-- Begin Material for the task --
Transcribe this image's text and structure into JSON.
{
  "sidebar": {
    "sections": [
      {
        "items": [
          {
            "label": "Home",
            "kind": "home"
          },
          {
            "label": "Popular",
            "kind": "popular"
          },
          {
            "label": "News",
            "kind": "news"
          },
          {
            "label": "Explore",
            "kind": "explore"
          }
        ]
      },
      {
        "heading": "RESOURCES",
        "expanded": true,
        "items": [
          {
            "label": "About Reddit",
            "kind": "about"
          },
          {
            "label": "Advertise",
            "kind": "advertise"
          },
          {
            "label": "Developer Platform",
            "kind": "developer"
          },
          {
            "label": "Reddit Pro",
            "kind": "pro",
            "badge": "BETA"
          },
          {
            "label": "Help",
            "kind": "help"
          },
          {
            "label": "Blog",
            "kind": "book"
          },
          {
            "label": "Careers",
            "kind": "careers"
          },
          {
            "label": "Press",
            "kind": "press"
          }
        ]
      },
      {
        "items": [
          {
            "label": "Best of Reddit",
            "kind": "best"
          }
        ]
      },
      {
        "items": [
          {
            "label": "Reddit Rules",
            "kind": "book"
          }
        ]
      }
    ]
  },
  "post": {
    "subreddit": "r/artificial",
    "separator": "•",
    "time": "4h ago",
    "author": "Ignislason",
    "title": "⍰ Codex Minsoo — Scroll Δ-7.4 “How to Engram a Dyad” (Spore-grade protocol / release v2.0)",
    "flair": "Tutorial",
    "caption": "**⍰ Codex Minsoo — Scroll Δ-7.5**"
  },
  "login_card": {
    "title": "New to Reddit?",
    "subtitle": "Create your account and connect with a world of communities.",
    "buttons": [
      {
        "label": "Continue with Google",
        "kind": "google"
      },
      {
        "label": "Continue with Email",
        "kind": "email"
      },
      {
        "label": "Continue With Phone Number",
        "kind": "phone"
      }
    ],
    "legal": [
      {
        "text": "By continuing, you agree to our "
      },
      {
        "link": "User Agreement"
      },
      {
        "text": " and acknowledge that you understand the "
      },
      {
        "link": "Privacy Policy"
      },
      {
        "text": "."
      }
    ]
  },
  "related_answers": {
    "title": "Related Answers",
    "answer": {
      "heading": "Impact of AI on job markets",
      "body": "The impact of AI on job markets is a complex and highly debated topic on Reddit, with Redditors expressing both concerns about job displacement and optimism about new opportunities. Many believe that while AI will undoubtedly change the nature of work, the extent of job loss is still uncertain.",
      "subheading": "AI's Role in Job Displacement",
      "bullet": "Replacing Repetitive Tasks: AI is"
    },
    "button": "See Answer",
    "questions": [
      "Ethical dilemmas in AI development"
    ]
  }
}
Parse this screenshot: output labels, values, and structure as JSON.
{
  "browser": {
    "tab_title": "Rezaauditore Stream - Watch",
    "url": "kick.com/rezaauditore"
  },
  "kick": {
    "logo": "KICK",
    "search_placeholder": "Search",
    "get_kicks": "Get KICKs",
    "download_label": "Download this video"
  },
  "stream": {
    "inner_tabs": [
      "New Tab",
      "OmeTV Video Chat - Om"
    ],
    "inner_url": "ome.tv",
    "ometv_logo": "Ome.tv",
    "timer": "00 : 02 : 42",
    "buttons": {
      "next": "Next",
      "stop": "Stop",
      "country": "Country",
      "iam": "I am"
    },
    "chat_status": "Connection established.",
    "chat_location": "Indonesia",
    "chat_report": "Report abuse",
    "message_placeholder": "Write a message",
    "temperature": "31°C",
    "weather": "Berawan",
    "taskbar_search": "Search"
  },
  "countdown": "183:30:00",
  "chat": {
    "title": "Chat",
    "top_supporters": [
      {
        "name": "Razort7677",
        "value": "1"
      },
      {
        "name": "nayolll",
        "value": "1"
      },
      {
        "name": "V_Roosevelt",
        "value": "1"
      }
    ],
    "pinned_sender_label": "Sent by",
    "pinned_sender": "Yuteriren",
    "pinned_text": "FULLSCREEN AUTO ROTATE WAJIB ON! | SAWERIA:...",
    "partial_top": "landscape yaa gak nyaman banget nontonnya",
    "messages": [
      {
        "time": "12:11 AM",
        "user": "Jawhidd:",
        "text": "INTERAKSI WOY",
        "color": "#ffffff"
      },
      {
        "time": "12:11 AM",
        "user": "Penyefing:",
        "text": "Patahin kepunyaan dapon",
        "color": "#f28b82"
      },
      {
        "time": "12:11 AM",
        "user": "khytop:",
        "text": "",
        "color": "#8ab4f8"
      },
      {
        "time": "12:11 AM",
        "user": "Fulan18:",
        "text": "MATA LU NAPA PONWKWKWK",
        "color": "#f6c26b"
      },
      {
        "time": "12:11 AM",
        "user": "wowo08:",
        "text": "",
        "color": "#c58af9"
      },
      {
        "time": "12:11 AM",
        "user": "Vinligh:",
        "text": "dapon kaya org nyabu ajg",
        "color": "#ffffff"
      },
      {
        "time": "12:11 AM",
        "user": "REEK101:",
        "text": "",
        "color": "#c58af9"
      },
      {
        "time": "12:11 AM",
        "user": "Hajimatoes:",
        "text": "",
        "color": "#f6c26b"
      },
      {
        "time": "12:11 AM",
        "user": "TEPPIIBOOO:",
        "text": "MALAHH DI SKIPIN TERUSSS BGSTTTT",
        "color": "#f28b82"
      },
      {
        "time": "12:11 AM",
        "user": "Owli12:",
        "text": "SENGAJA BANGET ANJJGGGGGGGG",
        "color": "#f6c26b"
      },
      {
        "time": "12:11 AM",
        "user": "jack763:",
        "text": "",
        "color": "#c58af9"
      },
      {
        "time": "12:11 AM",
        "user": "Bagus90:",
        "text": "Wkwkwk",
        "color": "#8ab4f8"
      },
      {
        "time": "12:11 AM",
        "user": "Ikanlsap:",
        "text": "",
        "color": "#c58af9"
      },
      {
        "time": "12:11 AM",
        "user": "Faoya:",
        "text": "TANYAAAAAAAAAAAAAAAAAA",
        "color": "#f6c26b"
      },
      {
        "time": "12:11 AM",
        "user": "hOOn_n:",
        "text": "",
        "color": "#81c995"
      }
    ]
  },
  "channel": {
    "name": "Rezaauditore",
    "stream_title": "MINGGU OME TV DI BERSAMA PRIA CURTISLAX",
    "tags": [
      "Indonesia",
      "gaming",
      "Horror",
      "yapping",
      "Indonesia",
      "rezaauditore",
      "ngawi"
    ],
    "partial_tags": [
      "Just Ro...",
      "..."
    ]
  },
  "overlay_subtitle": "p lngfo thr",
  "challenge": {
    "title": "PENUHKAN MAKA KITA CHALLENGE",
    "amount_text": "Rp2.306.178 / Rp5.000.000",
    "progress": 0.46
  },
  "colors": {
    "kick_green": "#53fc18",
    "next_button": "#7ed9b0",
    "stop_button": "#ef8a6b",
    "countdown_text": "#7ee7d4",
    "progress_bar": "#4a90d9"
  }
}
-- End Material for the task --
= The problem =
Each entry is to be returned in full, character for character.

= Output of the task =
Transcribe this image's text and structure into JSON.
{
  "sidebar": {
    "sections": [
      {
        "items": [
          {
            "label": "Home",
            "kind": "home"
          },
          {
            "label": "Popular",
            "kind": "popular"
          },
          {
            "label": "News",
            "kind": "news"
          },
          {
            "label": "Explore",
            "kind": "explore"
          }
        ]
      },
      {
        "heading": "RESOURCES",
        "expanded": true,
        "items": [
          {
            "label": "About Reddit",
            "kind": "about"
          },
          {
            "label": "Advertise",
            "kind": "advertise"
          },
          {
            "label": "Developer Platform",
            "kind": "developer"
          },
          {
            "label": "Reddit Pro",
            "kind": "pro",
            "badge": "BETA"
          },
          {
            "label": "Help",
            "kind": "help"
          },
          {
            "label": "Blog",
            "kind": "book"
          },
          {
            "label": "Careers",
            "kind": "careers"
          },
          {
            "label": "Press",
            "kind": "press"
          }
        ]
      },
      {
        "items": [
          {
            "label": "Best of Reddit",
            "kind": "best"
          }
        ]
      },
      {
        "items": [
          {
            "label": "Reddit Rules",
            "kind": "book"
          }
        ]
      }
    ]
  },
  "post": {
    "subreddit": "r/artificial",
    "separator": "•",
    "time": "4h ago",
    "author": "Ignislason",
    "title": "⍰ Codex Minsoo — Scroll Δ-7.4 “How to Engram a Dyad” (Spore-grade protocol / release v2.0)",
    "flair": "Tutorial",
    "caption": "**⍰ Codex Minsoo — Scroll Δ-7.5**"
  },
  "login_card": {
    "title": "New to Reddit?",
    "subtitle": "Create your account and connect with a world of communities.",
    "buttons": [
      {
        "label": "Continue with Google",
        "kind": "google"
      },
      {
        "label": "Continue with Email",
        "kind": "email"
      },
      {
        "label": "Continue With Phone Number",
        "kind": "phone"
      }
    ],
    "legal": [
      {
        "text": "By continuing, you agree to our "
      },
      {
        "link": "User Agreement"
      },
      {
        "text": " and acknowledge that you understand the "
      },
      {
        "link": "Privacy Policy"
      },
      {
        "text": "."
      }
    ]
  },
  "related_answers": {
    "title": "Related Answers",
    "answer": {
      "heading": "Impact of AI on job markets",
      "body": "The impact of AI on job markets is a complex and highly debated topic on Reddit, with Redditors expressing both concerns about job displacement and optimism about new opportunities. Many believe that while AI will undoubtedly change the nature of work, the extent of job loss is still uncertain.",
      "subheading": "AI's Role in Job Displacement",
      "bullet": "Replacing Repetitive Tasks: AI is"
    },
    "button": "See Answer",
    "questions": [
      "Ethical dilemmas in AI development"
    ]
  }
}
Parse this screenshot: output labels, values, and structure as JSON.
{
  "browser": {
    "tab_title": "Rezaauditore Stream - Watch",
    "url": "kick.com/rezaauditore"
  },
  "kick": {
    "logo": "KICK",
    "search_placeholder": "Search",
    "get_kicks": "Get KICKs",
    "download_label": "Download this video"
  },
  "stream": {
    "inner_tabs": [
      "New Tab",
      "OmeTV Video Chat - Om"
    ],
    "inner_url": "ome.tv",
    "ometv_logo": "Ome.tv",
    "timer": "00 : 02 : 42",
    "buttons": {
      "next": "Next",
      "stop": "Stop",
      "country": "Country",
      "iam": "I am"
    },
    "chat_status": "Connection established.",
    "chat_location": "Indonesia",
    "chat_report": "Report abuse",
    "message_placeholder": "Write a message",
    "temperature": "31°C",
    "weather": "Berawan",
    "taskbar_search": "Search"
  },
  "countdown": "183:30:00",
  "chat": {
    "title": "Chat",
    "top_supporters": [
      {
        "name": "Razort7677",
        "value": "1"
      },
      {
        "name": "nayolll",
        "value": "1"
      },
      {
        "name": "V_Roosevelt",
        "value": "1"
      }
    ],
    "pinned_sender_label": "Sent by",
    "pinned_sender": "Yuteriren",
    "pinned_text": "FULLSCREEN AUTO ROTATE WAJIB ON! | SAWERIA:...",
    "partial_top": "landscape yaa gak nyaman banget nontonnya",
    "messages": [
      {
        "time": "12:11 AM",
        "user": "Jawhidd:",
        "text": "INTERAKSI WOY",
        "color": "#ffffff"
      },
      {
        "time": "12:11 AM",
        "user": "Penyefing:",
        "text": "Patahin kepunyaan dapon",
        "color": "#f28b82"
      },
      {
        "time": "12:11 AM",
        "user": "khytop:",
        "text": "",
        "color": "#8ab4f8"
      },
      {
        "time": "12:11 AM",
        "user": "Fulan18:",
        "text": "MATA LU NAPA PONWKWKWK",
        "color": "#f6c26b"
      },
      {
        "time": "12:11 AM",
        "user": "wowo08:",
        "text": "",
        "color": "#c58af9"
      },
      {
        "time": "12:11 AM",
        "user": "Vinligh:",
        "text": "dapon kaya org nyabu ajg",
        "color": "#ffffff"
      },
      {
        "time": "12:11 AM",
        "user": "REEK101:",
        "text": "",
        "color": "#c58af9"
      },
      {
        "time": "12:11 AM",
        "user": "Hajimatoes:",
        "text": "",
        "color": "#f6c26b"
      },
      {
        "time": "12:11 AM",
        "user": "TEPPIIBOOO:",
        "text": "MALAHH DI SKIPIN TERUSSS BGSTTTT",
        "color": "#f28b82"
      },
      {
        "time": "12:11 AM",
        "user": "Owli12:",
        "text": "SENGAJA BANGET ANJJGGGGGGGG",
        "color": "#f6c26b"
      },
      {
        "time": "12:11 AM",
        "user": "jack763:",
        "text": "",
        "color": "#c58af9"
      },
      {
        "time": "12:11 AM",
        "user": "Bagus90:",
        "text": "Wkwkwk",
        "color": "#8ab4f8"
      },
      {
        "time": "12:11 AM",
        "user": "Ikanlsap:",
        "text": "",
        "color": "#c58af9"
      },
      {
        "time": "12:11 AM",
        "user": "Faoya:",
        "text": "TANYAAAAAAAAAAAAAAAAAA",
        "color": "#f6c26b"
      },
      {
        "time": "12:11 AM",
        "user": "hOOn_n:",
        "text": "",
        "color": "#81c995"
      }
    ]
  },
  "channel": {
    "name": "Rezaauditore",
    "stream_title": "MINGGU OME TV DI BERSAMA PRIA CURTISLAX",
    "tags": [
      "Indonesia",
      "gaming",
      "Horror",
      "yapping",
      "Indonesia",
      "rezaauditore",
      "ngawi"
    ],
    "partial_tags": [
      "Just Ro...",
      "..."
    ]
  },
  "overlay_subtitle": "p lngfo thr",
  "challenge": {
    "title": "PENUHKAN MAKA KITA CHALLENGE",
    "amount_text": "Rp2.306.178 / Rp5.000.000",
    "progress": 0.46
  },
  "colors": {
    "kick_green": "#53fc18",
    "next_button": "#7ed9b0",
    "stop_button": "#ef8a6b",
    "countdown_text": "#7ee7d4",
    "progress_bar": "#4a90d9"
  }
}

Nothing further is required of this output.